■ **Extracted records**:
══════
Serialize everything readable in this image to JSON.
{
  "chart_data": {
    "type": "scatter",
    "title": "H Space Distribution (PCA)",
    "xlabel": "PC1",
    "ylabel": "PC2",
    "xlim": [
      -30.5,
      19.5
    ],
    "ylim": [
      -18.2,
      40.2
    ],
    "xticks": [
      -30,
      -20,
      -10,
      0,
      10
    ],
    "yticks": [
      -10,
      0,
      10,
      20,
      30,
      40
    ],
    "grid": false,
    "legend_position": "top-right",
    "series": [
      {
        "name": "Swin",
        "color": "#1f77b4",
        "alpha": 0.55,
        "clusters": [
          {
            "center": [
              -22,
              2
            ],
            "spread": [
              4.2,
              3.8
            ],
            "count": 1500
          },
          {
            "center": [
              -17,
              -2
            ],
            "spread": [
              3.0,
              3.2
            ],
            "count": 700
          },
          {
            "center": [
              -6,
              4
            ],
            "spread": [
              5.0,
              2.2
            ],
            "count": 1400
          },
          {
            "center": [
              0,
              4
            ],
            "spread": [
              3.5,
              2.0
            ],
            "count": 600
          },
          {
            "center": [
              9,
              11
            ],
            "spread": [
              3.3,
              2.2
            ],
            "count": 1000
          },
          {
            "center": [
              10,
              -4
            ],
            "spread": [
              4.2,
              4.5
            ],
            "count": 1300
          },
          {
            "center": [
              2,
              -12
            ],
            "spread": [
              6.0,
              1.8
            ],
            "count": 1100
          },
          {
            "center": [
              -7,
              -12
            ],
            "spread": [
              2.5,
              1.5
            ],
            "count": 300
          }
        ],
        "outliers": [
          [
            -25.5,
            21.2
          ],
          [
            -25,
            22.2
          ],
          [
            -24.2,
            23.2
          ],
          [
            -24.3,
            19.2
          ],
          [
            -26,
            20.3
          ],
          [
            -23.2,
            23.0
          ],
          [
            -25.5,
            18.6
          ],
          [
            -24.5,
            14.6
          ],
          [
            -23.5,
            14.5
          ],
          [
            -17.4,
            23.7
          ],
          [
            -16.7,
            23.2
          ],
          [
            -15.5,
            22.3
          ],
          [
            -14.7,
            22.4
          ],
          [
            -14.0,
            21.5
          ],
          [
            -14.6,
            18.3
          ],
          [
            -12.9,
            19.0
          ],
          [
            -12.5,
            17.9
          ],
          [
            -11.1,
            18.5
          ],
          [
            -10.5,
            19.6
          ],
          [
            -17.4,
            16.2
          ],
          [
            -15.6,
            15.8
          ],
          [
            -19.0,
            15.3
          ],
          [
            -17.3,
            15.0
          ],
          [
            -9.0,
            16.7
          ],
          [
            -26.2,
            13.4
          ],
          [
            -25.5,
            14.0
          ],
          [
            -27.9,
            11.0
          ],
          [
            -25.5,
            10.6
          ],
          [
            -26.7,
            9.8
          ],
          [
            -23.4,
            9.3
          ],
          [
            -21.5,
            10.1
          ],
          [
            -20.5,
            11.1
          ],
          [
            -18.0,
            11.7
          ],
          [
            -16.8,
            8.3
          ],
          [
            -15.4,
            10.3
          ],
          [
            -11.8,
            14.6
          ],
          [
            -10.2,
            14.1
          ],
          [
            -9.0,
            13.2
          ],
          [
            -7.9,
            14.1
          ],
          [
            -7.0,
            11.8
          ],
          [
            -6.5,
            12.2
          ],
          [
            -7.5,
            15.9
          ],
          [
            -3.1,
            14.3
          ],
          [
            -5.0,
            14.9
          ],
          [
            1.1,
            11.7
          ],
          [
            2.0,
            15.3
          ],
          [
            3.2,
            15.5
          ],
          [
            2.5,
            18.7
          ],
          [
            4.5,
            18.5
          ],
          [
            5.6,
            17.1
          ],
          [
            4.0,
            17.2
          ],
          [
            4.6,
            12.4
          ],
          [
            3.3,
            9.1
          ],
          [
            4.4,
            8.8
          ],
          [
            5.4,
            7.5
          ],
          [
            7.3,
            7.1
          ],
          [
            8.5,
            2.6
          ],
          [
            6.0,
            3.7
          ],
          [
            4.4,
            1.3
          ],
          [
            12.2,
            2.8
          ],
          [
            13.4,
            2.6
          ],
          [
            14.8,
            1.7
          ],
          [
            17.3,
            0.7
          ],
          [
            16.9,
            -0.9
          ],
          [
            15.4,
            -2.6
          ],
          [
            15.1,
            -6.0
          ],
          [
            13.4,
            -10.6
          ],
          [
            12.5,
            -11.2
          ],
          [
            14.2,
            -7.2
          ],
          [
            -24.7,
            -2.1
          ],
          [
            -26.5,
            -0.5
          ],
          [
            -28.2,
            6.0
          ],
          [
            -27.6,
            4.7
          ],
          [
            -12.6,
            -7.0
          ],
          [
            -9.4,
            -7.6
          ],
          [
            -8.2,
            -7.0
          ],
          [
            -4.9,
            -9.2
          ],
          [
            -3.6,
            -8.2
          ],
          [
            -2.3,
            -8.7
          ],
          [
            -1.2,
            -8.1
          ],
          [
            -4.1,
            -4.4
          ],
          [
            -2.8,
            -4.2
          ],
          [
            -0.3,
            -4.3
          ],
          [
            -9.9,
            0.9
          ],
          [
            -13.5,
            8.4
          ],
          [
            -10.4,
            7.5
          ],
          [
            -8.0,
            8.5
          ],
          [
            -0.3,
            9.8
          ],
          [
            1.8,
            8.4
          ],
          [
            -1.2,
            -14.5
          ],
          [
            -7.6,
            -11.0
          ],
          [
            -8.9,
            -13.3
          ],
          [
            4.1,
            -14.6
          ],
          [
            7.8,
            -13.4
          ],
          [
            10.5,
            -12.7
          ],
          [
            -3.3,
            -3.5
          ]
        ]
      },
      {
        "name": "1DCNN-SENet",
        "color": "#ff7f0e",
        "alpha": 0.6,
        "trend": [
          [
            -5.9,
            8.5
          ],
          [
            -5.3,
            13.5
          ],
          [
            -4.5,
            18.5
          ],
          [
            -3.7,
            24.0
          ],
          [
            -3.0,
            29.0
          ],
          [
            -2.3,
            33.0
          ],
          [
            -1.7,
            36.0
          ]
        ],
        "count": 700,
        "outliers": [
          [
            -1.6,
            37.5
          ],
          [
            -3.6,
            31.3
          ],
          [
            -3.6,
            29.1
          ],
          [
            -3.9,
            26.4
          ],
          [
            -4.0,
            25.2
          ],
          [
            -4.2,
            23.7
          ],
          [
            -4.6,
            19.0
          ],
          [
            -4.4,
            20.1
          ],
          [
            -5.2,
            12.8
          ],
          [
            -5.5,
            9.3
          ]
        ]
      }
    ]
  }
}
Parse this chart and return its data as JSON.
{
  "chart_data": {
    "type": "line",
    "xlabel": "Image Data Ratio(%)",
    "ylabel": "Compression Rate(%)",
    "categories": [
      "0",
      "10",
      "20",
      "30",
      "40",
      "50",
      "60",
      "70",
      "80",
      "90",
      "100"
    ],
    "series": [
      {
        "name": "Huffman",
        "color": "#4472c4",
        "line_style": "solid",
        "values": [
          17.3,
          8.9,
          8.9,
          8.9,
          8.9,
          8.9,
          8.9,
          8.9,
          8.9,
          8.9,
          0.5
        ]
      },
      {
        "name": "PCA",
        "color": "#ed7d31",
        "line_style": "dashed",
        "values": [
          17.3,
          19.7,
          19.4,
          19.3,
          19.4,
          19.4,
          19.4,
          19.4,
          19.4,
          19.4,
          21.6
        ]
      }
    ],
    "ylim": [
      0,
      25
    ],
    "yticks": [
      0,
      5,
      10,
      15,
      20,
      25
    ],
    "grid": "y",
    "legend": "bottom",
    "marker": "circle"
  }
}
══════
■ **Written problem**: Repeat the material above exactly.

■ **Answer to this task**:
Serialize everything readable in this image to JSON.
{
  "chart_data": {
    "type": "scatter",
    "title": "H Space Distribution (PCA)",
    "xlabel": "PC1",
    "ylabel": "PC2",
    "xlim": [
      -30.5,
      19.5
    ],
    "ylim": [
      -18.2,
      40.2
    ],
    "xticks": [
      -30,
      -20,
      -10,
      0,
      10
    ],
    "yticks": [
      -10,
      0,
      10,
      20,
      30,
      40
    ],
    "grid": false,
    "legend_position": "top-right",
    "series": [
      {
        "name": "Swin",
        "color": "#1f77b4",
        "alpha": 0.55,
        "clusters": [
          {
            "center": [
              -22,
              2
            ],
            "spread": [
              4.2,
              3.8
            ],
            "count": 1500
          },
          {
            "center": [
              -17,
              -2
            ],
            "spread": [
              3.0,
              3.2
            ],
            "count": 700
          },
          {
            "center": [
              -6,
              4
            ],
            "spread": [
              5.0,
              2.2
            ],
            "count": 1400
          },
          {
            "center": [
              0,
              4
            ],
            "spread": [
              3.5,
              2.0
            ],
            "count": 600
          },
          {
            "center": [
              9,
              11
            ],
            "spread": [
              3.3,
              2.2
            ],
            "count": 1000
          },
          {
            "center": [
              10,
              -4
            ],
            "spread": [
              4.2,
              4.5
            ],
            "count": 1300
          },
          {
            "center": [
              2,
              -12
            ],
            "spread": [
              6.0,
              1.8
            ],
            "count": 1100
          },
          {
            "center": [
              -7,
              -12
            ],
            "spread": [
              2.5,
              1.5
            ],
            "count": 300
          }
        ],
        "outliers": [
          [
            -25.5,
            21.2
          ],
          [
            -25,
            22.2
          ],
          [
            -24.2,
            23.2
          ],
          [
            -24.3,
            19.2
          ],
          [
            -26,
            20.3
          ],
          [
            -23.2,
            23.0
          ],
          [
            -25.5,
            18.6
          ],
          [
            -24.5,
            14.6
          ],
          [
            -23.5,
            14.5
          ],
          [
            -17.4,
            23.7
          ],
          [
            -16.7,
            23.2
          ],
          [
            -15.5,
            22.3
          ],
          [
            -14.7,
            22.4
          ],
          [
            -14.0,
            21.5
          ],
          [
            -14.6,
            18.3
          ],
          [
            -12.9,
            19.0
          ],
          [
            -12.5,
            17.9
          ],
          [
            -11.1,
            18.5
          ],
          [
            -10.5,
            19.6
          ],
          [
            -17.4,
            16.2
          ],
          [
            -15.6,
            15.8
          ],
          [
            -19.0,
            15.3
          ],
          [
            -17.3,
            15.0
          ],
          [
            -9.0,
            16.7
          ],
          [
            -26.2,
            13.4
          ],
          [
            -25.5,
            14.0
          ],
          [
            -27.9,
            11.0
          ],
          [
            -25.5,
            10.6
          ],
          [
            -26.7,
            9.8
          ],
          [
            -23.4,
            9.3
          ],
          [
            -21.5,
            10.1
          ],
          [
            -20.5,
            11.1
          ],
          [
            -18.0,
            11.7
          ],
          [
            -16.8,
            8.3
          ],
          [
            -15.4,
            10.3
          ],
          [
            -11.8,
            14.6
          ],
          [
            -10.2,
            14.1
          ],
          [
            -9.0,
            13.2
          ],
          [
            -7.9,
            14.1
          ],
          [
            -7.0,
            11.8
          ],
          [
            -6.5,
            12.2
          ],
          [
            -7.5,
            15.9
          ],
          [
            -3.1,
            14.3
          ],
          [
            -5.0,
            14.9
          ],
          [
            1.1,
            11.7
          ],
          [
            2.0,
            15.3
          ],
          [
            3.2,
            15.5
          ],
          [
            2.5,
            18.7
          ],
          [
            4.5,
            18.5
          ],
          [
            5.6,
            17.1
          ],
          [
            4.0,
            17.2
          ],
          [
            4.6,
            12.4
          ],
          [
            3.3,
            9.1
          ],
          [
            4.4,
            8.8
          ],
          [
            5.4,
            7.5
          ],
          [
            7.3,
            7.1
          ],
          [
            8.5,
            2.6
          ],
          [
            6.0,
            3.7
          ],
          [
            4.4,
            1.3
          ],
          [
            12.2,
            2.8
          ],
          [
            13.4,
            2.6
          ],
          [
            14.8,
            1.7
          ],
          [
            17.3,
            0.7
          ],
          [
            16.9,
            -0.9
          ],
          [
            15.4,
            -2.6
          ],
          [
            15.1,
            -6.0
          ],
          [
            13.4,
            -10.6
          ],
          [
            12.5,
            -11.2
          ],
          [
            14.2,
            -7.2
          ],
          [
            -24.7,
            -2.1
          ],
          [
            -26.5,
            -0.5
          ],
          [
            -28.2,
            6.0
          ],
          [
            -27.6,
            4.7
          ],
          [
            -12.6,
            -7.0
          ],
          [
            -9.4,
            -7.6
          ],
          [
            -8.2,
            -7.0
          ],
          [
            -4.9,
            -9.2
          ],
          [
            -3.6,
            -8.2
          ],
          [
            -2.3,
            -8.7
          ],
          [
            -1.2,
            -8.1
          ],
          [
            -4.1,
            -4.4
          ],
          [
            -2.8,
            -4.2
          ],
          [
            -0.3,
            -4.3
          ],
          [
            -9.9,
            0.9
          ],
          [
            -13.5,
            8.4
          ],
          [
            -10.4,
            7.5
          ],
          [
            -8.0,
            8.5
          ],
          [
            -0.3,
            9.8
          ],
          [
            1.8,
            8.4
          ],
          [
            -1.2,
            -14.5
          ],
          [
            -7.6,
            -11.0
          ],
          [
            -8.9,
            -13.3
          ],
          [
            4.1,
            -14.6
          ],
          [
            7.8,
            -13.4
          ],
          [
            10.5,
            -12.7
          ],
          [
            -3.3,
            -3.5
          ]
        ]
      },
      {
        "name": "1DCNN-SENet",
        "color": "#ff7f0e",
        "alpha": 0.6,
        "trend": [
          [
            -5.9,
            8.5
          ],
          [
            -5.3,
            13.5
          ],
          [
            -4.5,
            18.5
          ],
          [
            -3.7,
            24.0
          ],
          [
            -3.0,
            29.0
          ],
          [
            -2.3,
            33.0
          ],
          [
            -1.7,
            36.0
          ]
        ],
        "count": 700,
        "outliers": [
          [
            -1.6,
            37.5
          ],
          [
            -3.6,
            31.3
          ],
          [
            -3.6,
            29.1
          ],
          [
            -3.9,
            26.4
          ],
          [
            -4.0,
            25.2
          ],
          [
            -4.2,
            23.7
          ],
          [
            -4.6,
            19.0
          ],
          [
            -4.4,
            20.1
          ],
          [
            -5.2,
            12.8
          ],
          [
            -5.5,
            9.3
          ]
        ]
      }
    ]
  }
}
Parse this chart and return its data as JSON.
{
  "chart_data": {
    "type": "line",
    "xlabel": "Image Data Ratio(%)",
    "ylabel": "Compression Rate(%)",
    "categories": [
      "0",
      "10",
      "20",
      "30",
      "40",
      "50",
      "60",
      "70",
      "80",
      "90",
      "100"
    ],
    "series": [
      {
        "name": "Huffman",
        "color": "#4472c4",
        "line_style": "solid",
        "values": [
          17.3,
          8.9,
          8.9,
          8.9,
          8.9,
          8.9,
          8.9,
          8.9,
          8.9,
          8.9,
          0.5
        ]
      },
      {
        "name": "PCA",
        "color": "#ed7d31",
        "line_style": "dashed",
        "values": [
          17.3,
          19.7,
          19.4,
          19.3,
          19.4,
          19.4,
          19.4,
          19.4,
          19.4,
          19.4,
          21.6
        ]
      }
    ],
    "ylim": [
      0,
      25
    ],
    "yticks": [
      0,
      5,
      10,
      15,
      20,
      25
    ],
    "grid": "y",
    "legend": "bottom",
    "marker": "circle"
  }
}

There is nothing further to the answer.